_WRITTEN TASK_:
In the listing below, pick out lines with "screenshot".
++++ RECORD SET
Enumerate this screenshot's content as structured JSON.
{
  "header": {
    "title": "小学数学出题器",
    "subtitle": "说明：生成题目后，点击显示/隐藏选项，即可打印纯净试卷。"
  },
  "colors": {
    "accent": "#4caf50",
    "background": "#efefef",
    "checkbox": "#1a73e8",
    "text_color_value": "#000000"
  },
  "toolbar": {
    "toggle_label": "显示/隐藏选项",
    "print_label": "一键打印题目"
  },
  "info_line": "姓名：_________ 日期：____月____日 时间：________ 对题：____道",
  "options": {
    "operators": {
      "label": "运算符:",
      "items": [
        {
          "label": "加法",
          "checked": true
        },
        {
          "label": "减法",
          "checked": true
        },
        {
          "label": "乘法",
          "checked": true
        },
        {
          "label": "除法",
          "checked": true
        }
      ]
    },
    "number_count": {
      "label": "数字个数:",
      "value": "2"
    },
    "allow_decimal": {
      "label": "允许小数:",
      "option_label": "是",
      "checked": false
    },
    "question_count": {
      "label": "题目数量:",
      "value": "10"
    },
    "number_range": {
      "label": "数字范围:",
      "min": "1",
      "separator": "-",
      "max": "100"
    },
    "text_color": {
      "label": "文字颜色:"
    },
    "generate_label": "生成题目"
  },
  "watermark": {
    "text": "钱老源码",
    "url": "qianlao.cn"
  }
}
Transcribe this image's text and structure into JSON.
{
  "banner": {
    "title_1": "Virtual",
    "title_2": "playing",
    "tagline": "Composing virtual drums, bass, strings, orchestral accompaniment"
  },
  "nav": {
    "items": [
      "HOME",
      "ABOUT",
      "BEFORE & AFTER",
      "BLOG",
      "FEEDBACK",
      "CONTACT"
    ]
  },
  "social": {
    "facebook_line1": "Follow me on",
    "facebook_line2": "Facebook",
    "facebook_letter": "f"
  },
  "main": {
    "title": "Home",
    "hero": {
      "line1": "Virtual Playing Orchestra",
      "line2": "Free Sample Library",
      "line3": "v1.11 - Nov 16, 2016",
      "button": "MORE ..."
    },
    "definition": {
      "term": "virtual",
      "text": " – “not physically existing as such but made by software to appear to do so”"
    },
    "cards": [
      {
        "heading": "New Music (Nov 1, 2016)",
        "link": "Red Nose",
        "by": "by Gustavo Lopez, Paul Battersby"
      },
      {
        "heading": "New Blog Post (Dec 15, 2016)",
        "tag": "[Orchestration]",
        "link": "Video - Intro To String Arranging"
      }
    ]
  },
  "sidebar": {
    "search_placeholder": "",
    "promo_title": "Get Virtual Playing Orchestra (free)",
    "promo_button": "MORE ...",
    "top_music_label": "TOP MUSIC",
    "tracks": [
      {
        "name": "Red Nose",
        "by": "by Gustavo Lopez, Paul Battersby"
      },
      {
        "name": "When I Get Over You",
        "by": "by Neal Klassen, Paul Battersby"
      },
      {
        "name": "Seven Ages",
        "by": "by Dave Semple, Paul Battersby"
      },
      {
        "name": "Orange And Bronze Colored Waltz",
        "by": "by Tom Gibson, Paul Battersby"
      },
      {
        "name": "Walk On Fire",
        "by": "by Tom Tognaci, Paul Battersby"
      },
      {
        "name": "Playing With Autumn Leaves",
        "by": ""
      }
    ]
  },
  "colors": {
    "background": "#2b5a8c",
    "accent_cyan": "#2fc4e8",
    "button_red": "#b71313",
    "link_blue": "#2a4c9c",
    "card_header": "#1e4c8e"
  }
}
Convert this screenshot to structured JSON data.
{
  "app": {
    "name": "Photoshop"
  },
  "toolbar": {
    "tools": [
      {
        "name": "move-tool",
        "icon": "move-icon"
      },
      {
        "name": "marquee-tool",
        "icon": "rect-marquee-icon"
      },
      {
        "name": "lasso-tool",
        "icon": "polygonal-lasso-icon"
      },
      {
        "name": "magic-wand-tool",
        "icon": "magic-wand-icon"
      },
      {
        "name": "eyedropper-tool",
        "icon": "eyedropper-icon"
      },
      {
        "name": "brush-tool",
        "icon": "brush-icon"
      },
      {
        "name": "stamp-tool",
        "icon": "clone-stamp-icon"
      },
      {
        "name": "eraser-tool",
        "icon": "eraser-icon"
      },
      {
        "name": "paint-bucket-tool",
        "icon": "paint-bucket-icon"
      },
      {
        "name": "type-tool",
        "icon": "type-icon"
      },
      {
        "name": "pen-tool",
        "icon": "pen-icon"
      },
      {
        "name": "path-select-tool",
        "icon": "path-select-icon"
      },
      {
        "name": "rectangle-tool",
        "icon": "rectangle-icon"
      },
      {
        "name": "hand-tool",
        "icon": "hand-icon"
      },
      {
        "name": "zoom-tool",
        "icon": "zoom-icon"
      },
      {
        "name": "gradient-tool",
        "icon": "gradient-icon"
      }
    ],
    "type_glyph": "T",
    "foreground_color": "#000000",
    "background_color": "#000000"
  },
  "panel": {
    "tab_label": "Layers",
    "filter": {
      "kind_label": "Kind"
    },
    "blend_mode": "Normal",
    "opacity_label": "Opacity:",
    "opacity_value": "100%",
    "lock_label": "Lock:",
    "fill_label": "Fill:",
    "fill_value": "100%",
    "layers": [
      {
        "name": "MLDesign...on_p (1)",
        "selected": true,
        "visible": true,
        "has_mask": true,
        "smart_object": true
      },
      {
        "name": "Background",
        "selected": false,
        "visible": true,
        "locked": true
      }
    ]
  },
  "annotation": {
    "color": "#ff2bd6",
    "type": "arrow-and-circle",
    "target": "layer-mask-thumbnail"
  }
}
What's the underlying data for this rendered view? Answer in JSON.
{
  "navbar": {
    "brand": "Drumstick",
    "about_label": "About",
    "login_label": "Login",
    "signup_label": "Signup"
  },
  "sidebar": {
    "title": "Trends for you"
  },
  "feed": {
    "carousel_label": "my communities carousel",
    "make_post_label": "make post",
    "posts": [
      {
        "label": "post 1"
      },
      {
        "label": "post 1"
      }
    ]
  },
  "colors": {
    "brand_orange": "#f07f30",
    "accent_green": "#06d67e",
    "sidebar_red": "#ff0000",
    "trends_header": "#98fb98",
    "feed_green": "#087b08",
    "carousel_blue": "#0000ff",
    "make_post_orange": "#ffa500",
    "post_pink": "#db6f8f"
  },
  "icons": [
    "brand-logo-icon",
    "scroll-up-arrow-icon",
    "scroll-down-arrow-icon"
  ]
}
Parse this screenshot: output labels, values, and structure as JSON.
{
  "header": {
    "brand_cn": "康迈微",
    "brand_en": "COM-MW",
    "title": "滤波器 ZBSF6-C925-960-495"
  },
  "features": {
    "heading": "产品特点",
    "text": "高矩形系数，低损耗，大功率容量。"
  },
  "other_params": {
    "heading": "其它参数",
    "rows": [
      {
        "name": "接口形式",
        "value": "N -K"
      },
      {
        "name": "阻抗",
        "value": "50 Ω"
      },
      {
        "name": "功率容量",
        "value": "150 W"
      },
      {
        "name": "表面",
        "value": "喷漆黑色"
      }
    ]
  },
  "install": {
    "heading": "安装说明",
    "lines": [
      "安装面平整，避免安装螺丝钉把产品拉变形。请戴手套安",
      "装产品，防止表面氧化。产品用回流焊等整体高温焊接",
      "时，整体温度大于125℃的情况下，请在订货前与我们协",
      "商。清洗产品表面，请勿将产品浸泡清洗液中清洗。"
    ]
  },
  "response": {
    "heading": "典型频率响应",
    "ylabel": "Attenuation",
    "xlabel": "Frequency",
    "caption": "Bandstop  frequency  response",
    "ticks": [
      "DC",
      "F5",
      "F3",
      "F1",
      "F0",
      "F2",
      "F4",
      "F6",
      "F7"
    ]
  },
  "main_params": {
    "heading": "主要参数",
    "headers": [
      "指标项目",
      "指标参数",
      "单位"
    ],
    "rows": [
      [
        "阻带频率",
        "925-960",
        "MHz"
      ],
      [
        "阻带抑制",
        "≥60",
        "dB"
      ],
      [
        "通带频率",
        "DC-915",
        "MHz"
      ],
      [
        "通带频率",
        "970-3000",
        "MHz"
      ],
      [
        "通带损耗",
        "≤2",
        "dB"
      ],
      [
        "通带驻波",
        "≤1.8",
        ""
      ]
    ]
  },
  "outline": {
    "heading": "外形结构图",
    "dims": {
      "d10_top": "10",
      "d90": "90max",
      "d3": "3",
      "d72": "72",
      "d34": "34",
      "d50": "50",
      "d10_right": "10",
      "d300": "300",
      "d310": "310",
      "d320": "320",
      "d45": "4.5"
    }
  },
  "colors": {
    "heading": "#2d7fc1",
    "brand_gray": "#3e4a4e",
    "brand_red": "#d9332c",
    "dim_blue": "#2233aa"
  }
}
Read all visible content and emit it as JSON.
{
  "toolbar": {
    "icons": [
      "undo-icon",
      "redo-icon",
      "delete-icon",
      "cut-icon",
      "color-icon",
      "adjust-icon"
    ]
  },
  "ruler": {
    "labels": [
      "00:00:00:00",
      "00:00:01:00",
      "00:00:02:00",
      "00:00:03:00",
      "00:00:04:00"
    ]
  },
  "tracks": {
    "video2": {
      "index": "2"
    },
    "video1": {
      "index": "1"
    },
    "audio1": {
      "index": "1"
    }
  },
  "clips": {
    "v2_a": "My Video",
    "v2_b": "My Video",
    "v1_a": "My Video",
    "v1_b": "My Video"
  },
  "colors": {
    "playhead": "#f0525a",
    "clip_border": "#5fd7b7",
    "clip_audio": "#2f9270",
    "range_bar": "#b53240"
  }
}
++++++++
_TASK SOLUTION_:
Enumerate this screenshot's content as structured JSON.
Convert this screenshot to structured JSON data.
Parse this screenshot: output labels, values, and structure as JSON.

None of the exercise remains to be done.